--- Work to complete ---
Where a line contains the word "Manshur", copy that line in full.

Saved data entries:
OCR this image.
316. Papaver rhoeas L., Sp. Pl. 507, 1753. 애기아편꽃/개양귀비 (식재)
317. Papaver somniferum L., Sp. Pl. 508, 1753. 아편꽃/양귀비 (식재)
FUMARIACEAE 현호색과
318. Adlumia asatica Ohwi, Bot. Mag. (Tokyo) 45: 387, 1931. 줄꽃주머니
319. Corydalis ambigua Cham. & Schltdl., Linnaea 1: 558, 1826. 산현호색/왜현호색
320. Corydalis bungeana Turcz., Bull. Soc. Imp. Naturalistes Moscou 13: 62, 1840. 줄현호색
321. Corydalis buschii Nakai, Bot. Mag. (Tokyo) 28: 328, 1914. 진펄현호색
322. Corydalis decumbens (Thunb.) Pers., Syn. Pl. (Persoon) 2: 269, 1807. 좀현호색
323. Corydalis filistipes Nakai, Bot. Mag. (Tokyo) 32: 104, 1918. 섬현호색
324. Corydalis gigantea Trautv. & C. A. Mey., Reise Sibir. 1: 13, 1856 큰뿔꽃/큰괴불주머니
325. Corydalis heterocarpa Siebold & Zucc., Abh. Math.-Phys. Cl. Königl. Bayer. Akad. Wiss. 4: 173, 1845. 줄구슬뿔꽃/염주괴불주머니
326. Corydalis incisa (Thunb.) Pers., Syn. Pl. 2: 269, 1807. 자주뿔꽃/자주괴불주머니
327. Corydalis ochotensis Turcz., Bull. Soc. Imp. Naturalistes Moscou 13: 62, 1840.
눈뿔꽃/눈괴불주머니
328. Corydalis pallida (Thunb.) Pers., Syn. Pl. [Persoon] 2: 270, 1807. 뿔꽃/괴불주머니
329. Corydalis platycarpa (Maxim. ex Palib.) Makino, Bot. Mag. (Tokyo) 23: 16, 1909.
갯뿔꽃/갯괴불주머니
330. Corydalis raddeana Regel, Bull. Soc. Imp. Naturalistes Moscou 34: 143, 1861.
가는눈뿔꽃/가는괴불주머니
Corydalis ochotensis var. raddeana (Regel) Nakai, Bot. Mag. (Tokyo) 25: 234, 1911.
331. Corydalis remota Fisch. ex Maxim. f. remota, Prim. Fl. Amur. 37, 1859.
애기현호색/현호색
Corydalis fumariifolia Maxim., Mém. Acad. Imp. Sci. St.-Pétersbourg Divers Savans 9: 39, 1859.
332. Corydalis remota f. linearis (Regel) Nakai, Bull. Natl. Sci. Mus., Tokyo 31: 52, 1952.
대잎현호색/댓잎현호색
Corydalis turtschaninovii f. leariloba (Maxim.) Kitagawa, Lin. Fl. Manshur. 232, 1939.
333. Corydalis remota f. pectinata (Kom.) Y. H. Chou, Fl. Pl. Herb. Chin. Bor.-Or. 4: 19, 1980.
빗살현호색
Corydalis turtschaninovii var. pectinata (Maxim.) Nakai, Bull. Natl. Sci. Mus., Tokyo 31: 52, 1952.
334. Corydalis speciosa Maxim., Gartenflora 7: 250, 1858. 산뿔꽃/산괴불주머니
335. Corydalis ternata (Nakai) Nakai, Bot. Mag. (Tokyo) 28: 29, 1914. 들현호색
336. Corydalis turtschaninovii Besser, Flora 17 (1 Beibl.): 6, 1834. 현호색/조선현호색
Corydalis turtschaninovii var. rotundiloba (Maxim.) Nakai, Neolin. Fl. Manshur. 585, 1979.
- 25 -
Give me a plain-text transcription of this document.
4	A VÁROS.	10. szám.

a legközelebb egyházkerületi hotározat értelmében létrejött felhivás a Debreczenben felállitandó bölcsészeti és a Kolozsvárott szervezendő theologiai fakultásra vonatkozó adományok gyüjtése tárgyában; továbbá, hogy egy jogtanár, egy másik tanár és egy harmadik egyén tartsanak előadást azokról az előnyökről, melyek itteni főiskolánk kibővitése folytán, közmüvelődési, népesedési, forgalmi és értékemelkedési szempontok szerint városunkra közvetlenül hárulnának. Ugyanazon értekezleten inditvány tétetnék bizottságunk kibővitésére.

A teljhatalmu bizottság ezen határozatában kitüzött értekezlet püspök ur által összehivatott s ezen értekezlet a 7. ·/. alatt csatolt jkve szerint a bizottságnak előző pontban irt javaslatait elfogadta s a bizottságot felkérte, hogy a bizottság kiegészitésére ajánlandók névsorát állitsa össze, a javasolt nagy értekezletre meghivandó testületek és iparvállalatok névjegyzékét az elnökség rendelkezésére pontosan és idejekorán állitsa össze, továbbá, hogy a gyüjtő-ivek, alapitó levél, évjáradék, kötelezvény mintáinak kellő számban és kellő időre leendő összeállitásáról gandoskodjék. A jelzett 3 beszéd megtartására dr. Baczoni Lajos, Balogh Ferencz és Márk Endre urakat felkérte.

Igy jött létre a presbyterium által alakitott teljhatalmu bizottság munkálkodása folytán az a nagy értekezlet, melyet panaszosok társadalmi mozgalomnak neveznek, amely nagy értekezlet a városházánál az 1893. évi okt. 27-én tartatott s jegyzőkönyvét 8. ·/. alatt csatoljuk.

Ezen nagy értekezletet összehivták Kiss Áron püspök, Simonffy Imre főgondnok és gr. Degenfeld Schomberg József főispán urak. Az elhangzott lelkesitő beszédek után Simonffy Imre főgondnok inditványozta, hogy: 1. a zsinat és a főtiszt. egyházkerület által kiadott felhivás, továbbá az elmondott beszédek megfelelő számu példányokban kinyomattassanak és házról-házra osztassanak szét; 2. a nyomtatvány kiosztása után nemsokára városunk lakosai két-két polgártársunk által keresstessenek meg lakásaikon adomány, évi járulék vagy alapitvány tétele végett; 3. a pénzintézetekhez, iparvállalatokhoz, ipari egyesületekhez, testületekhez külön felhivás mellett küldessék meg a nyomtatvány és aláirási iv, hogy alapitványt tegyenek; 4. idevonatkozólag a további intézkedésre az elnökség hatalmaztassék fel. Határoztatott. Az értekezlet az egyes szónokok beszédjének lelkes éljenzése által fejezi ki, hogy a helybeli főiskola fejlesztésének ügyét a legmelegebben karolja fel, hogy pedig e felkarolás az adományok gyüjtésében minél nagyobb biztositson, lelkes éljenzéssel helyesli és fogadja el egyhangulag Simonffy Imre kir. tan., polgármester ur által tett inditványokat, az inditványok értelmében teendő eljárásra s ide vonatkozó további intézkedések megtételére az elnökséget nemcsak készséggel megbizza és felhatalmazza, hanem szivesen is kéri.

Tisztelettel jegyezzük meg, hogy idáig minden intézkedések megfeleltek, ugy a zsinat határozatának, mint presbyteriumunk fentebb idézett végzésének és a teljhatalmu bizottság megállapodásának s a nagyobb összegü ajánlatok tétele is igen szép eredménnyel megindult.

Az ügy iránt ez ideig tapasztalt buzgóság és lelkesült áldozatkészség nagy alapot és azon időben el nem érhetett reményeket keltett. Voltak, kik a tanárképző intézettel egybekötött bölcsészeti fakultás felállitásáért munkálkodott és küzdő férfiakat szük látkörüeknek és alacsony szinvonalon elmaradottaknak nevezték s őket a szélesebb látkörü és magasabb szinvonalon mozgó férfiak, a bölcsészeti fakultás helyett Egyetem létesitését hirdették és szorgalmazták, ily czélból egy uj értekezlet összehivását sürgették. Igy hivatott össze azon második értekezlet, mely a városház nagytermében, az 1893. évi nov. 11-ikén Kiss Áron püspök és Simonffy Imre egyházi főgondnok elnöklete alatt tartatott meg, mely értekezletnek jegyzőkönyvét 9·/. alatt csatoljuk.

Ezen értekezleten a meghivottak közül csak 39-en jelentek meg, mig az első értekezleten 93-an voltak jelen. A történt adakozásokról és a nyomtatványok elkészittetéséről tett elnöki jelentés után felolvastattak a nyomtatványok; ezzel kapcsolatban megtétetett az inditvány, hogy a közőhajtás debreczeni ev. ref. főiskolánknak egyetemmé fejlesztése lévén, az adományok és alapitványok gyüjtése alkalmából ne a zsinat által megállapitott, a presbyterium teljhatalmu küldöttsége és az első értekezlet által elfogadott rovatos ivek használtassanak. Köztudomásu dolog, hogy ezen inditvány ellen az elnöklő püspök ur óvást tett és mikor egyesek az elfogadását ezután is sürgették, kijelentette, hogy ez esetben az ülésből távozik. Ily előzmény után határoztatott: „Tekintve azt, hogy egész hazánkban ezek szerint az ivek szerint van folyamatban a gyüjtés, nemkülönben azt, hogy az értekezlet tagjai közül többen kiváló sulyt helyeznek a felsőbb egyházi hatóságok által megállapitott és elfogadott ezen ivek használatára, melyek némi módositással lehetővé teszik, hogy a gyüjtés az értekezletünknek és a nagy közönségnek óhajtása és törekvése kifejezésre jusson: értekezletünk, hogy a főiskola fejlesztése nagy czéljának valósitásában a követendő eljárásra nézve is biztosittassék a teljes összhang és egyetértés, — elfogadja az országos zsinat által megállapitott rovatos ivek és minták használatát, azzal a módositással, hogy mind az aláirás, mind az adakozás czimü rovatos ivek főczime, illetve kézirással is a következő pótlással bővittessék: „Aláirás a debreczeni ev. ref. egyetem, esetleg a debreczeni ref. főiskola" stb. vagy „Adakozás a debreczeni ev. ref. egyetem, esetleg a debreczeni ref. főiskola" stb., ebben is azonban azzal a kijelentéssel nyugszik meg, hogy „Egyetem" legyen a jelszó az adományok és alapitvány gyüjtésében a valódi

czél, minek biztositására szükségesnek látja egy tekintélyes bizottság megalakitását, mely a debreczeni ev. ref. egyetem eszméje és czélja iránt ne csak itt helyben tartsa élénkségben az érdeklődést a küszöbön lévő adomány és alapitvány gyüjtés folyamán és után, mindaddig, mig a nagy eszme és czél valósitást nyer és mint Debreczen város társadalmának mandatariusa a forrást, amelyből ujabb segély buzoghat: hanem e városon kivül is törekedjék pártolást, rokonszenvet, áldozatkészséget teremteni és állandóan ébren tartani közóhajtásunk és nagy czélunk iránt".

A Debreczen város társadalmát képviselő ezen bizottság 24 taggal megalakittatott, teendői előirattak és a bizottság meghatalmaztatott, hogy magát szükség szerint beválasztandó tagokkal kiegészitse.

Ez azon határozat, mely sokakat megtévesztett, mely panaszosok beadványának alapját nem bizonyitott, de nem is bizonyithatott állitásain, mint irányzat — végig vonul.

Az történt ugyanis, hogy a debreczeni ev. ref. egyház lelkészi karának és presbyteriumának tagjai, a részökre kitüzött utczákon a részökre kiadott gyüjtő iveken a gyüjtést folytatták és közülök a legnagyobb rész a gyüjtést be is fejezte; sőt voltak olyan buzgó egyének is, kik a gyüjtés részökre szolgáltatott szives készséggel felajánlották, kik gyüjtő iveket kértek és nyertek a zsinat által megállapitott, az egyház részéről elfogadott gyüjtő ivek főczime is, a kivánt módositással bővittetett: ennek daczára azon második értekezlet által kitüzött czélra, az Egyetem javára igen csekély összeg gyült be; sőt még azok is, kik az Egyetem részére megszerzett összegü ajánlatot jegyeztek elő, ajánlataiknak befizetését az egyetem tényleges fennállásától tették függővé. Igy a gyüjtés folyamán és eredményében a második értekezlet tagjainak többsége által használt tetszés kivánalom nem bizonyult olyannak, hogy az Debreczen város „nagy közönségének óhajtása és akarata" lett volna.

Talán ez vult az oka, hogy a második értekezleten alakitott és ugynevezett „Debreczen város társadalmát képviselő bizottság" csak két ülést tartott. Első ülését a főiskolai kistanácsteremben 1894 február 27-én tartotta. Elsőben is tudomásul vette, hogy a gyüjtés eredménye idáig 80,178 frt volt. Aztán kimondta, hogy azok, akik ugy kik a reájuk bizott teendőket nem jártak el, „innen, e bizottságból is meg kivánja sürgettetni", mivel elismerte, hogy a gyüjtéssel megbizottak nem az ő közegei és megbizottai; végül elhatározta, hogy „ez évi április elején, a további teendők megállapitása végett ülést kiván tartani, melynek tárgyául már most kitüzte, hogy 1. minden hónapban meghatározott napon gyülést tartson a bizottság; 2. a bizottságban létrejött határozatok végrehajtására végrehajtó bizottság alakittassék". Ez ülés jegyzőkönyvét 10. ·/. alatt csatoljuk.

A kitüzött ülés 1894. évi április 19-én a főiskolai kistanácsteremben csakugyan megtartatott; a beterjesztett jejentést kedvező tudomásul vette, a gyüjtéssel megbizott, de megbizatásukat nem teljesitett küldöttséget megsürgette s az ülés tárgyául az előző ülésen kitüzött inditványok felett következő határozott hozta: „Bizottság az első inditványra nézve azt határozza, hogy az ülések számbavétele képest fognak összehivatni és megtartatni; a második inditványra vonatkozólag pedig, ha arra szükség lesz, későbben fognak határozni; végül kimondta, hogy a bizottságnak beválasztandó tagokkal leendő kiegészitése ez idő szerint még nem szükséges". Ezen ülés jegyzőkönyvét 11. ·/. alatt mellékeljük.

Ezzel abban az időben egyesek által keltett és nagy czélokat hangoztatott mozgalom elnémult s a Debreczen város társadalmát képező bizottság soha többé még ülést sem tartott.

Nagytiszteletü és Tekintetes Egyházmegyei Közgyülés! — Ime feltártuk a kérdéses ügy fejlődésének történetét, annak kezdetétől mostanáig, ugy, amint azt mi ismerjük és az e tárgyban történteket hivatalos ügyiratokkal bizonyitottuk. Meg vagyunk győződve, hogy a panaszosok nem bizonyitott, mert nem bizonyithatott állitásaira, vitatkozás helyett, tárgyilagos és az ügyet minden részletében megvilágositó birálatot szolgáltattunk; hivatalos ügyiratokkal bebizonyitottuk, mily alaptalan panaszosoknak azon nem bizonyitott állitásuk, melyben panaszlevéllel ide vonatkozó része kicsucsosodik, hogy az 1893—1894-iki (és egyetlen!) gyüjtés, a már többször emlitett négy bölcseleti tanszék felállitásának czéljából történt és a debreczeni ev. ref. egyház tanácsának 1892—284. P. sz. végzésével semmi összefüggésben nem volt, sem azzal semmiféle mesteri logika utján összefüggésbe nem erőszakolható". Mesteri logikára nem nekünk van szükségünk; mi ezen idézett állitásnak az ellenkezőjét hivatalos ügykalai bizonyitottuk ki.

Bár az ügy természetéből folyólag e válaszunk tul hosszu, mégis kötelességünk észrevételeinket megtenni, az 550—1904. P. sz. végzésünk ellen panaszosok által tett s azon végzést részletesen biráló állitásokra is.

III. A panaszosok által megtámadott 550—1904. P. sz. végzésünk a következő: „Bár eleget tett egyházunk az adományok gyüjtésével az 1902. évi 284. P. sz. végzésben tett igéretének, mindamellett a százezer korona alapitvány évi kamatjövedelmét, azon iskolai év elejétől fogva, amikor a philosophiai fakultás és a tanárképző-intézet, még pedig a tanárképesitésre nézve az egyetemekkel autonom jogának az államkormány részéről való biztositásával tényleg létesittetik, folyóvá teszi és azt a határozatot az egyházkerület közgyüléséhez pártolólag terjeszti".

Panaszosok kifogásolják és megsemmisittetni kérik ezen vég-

--- Result ---
Corydalis turtschaninovii f. leariloba (Maxim.) Kitagawa, Lin. Fl. Manshur. 232, 1939.
Corydalis turtschaninovii var. rotundiloba (Maxim.) Nakai, Neolin. Fl. Manshur. 585, 1979.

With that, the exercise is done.